*** INPUT RECORDS

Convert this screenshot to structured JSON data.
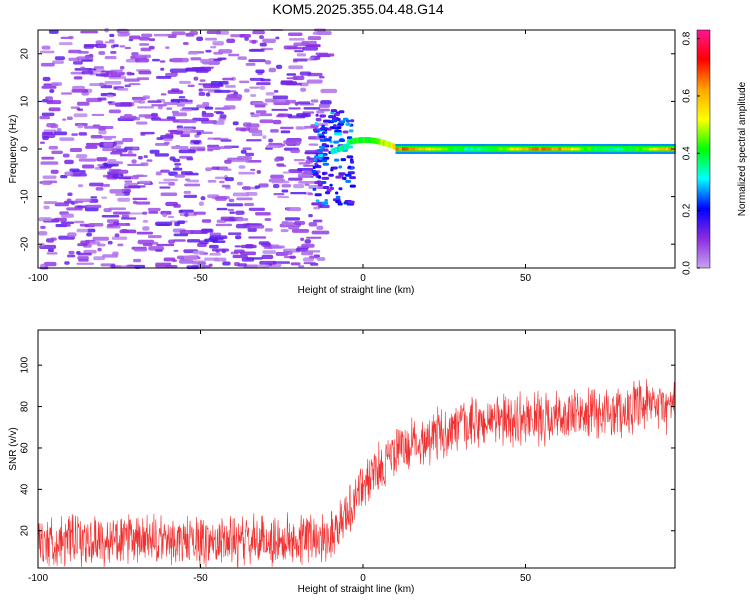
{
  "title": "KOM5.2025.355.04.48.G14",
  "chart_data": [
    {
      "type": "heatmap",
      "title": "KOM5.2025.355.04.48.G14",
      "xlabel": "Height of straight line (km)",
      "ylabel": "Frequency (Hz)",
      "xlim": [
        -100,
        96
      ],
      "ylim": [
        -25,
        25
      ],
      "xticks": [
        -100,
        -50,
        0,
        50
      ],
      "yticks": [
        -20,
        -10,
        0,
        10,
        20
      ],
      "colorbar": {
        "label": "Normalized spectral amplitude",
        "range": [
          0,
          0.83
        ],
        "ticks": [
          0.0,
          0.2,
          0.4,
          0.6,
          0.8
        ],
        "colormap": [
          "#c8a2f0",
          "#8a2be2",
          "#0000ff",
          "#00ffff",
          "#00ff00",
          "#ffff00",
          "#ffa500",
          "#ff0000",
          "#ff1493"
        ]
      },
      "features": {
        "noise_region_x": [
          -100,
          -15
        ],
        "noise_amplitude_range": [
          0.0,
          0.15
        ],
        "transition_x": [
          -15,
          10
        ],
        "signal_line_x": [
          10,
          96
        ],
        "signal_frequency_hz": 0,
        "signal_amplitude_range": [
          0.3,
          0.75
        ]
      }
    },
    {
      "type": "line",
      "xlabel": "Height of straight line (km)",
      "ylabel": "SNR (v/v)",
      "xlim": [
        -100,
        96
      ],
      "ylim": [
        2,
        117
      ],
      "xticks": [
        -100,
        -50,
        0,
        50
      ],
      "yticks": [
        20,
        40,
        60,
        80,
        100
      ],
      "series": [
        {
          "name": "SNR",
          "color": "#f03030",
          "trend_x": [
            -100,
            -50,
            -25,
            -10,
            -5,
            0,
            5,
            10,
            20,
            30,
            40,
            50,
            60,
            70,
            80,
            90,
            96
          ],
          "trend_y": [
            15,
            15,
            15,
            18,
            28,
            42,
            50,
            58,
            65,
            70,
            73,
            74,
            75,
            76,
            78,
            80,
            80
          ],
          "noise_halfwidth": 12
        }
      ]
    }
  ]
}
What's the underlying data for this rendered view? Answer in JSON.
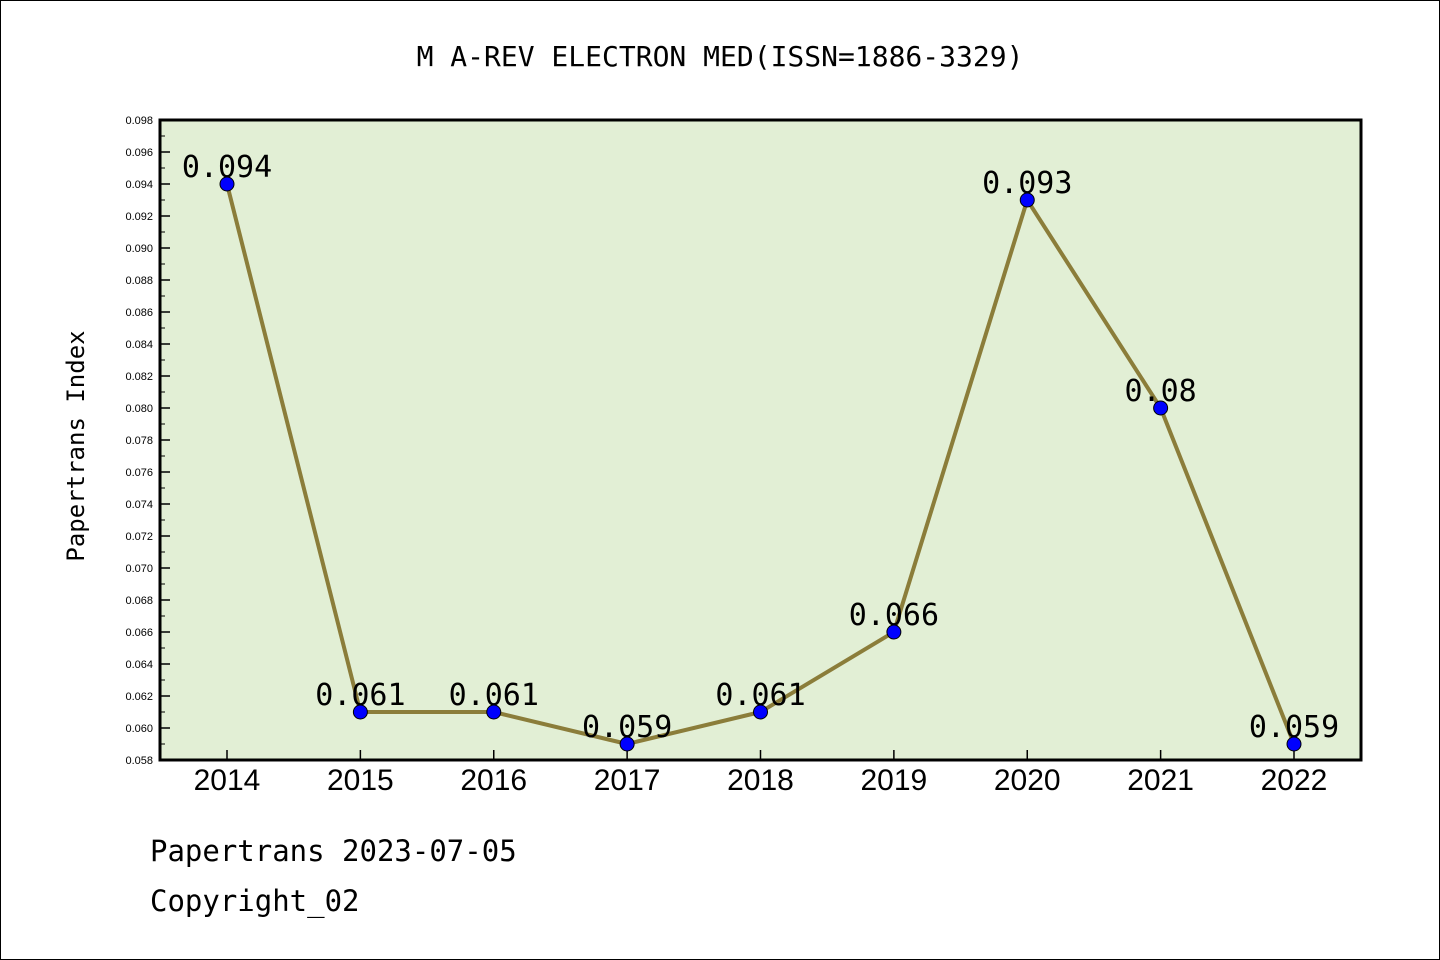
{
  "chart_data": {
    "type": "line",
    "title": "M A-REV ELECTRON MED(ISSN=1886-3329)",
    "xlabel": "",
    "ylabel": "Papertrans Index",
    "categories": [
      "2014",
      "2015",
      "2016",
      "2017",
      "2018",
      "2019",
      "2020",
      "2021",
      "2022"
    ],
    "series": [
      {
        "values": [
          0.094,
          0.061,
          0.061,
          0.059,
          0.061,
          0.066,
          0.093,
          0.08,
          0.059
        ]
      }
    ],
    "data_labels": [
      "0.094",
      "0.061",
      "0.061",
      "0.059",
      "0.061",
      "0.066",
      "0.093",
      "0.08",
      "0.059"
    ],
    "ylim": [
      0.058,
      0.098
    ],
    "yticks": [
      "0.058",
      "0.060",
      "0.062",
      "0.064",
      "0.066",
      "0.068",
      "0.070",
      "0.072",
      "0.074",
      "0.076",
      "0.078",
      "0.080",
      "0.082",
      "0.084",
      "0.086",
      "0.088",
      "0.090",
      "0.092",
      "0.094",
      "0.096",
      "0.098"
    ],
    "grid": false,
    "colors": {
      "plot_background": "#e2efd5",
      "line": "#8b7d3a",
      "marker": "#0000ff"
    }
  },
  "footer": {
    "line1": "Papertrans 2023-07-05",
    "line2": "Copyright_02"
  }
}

******

§ EXERCISE GOAL
Using the data above, print every line exactly, omitting pictures.

§ THE COMPLETED TASK
Convert this screenshot to structured JSON data.
{
  "title": "KOM5.2025.355.04.48.G14",
  "chart_data": [
    {
      "type": "heatmap",
      "title": "KOM5.2025.355.04.48.G14",
      "xlabel": "Height of straight line (km)",
      "ylabel": "Frequency (Hz)",
      "xlim": [
        -100,
        96
      ],
      "ylim": [
        -25,
        25
      ],
      "xticks": [
        -100,
        -50,
        0,
        50
      ],
      "yticks": [
        -20,
        -10,
        0,
        10,
        20
      ],
      "colorbar": {
        "label": "Normalized spectral amplitude",
        "range": [
          0,
          0.83
        ],
        "ticks": [
          0.0,
          0.2,
          0.4,
          0.6,
          0.8
        ],
        "colormap": [
          "#c8a2f0",
          "#8a2be2",
          "#0000ff",
          "#00ffff",
          "#00ff00",
          "#ffff00",
          "#ffa500",
          "#ff0000",
          "#ff1493"
        ]
      },
      "features": {
        "noise_region_x": [
          -100,
          -15
        ],
        "noise_amplitude_range": [
          0.0,
          0.15
        ],
        "transition_x": [
          -15,
          10
        ],
        "signal_line_x": [
          10,
          96
        ],
        "signal_frequency_hz": 0,
        "signal_amplitude_range": [
          0.3,
          0.75
        ]
      }
    },
    {
      "type": "line",
      "xlabel": "Height of straight line (km)",
      "ylabel": "SNR (v/v)",
      "xlim": [
        -100,
        96
      ],
      "ylim": [
        2,
        117
      ],
      "xticks": [
        -100,
        -50,
        0,
        50
      ],
      "yticks": [
        20,
        40,
        60,
        80,
        100
      ],
      "series": [
        {
          "name": "SNR",
          "color": "#f03030",
          "trend_x": [
            -100,
            -50,
            -25,
            -10,
            -5,
            0,
            5,
            10,
            20,
            30,
            40,
            50,
            60,
            70,
            80,
            90,
            96
          ],
          "trend_y": [
            15,
            15,
            15,
            18,
            28,
            42,
            50,
            58,
            65,
            70,
            73,
            74,
            75,
            76,
            78,
            80,
            80
          ],
          "noise_halfwidth": 12
        }
      ]
    }
  ]
}
What's the underlying data for this rendered view? Answer in JSON.
{
  "chart_data": {
    "type": "line",
    "title": "M A-REV ELECTRON MED(ISSN=1886-3329)",
    "xlabel": "",
    "ylabel": "Papertrans Index",
    "categories": [
      "2014",
      "2015",
      "2016",
      "2017",
      "2018",
      "2019",
      "2020",
      "2021",
      "2022"
    ],
    "series": [
      {
        "values": [
          0.094,
          0.061,
          0.061,
          0.059,
          0.061,
          0.066,
          0.093,
          0.08,
          0.059
        ]
      }
    ],
    "data_labels": [
      "0.094",
      "0.061",
      "0.061",
      "0.059",
      "0.061",
      "0.066",
      "0.093",
      "0.08",
      "0.059"
    ],
    "ylim": [
      0.058,
      0.098
    ],
    "yticks": [
      "0.058",
      "0.060",
      "0.062",
      "0.064",
      "0.066",
      "0.068",
      "0.070",
      "0.072",
      "0.074",
      "0.076",
      "0.078",
      "0.080",
      "0.082",
      "0.084",
      "0.086",
      "0.088",
      "0.090",
      "0.092",
      "0.094",
      "0.096",
      "0.098"
    ],
    "grid": false,
    "colors": {
      "plot_background": "#e2efd5",
      "line": "#8b7d3a",
      "marker": "#0000ff"
    }
  },
  "footer": {
    "line1": "Papertrans 2023-07-05",
    "line2": "Copyright_02"
  }
}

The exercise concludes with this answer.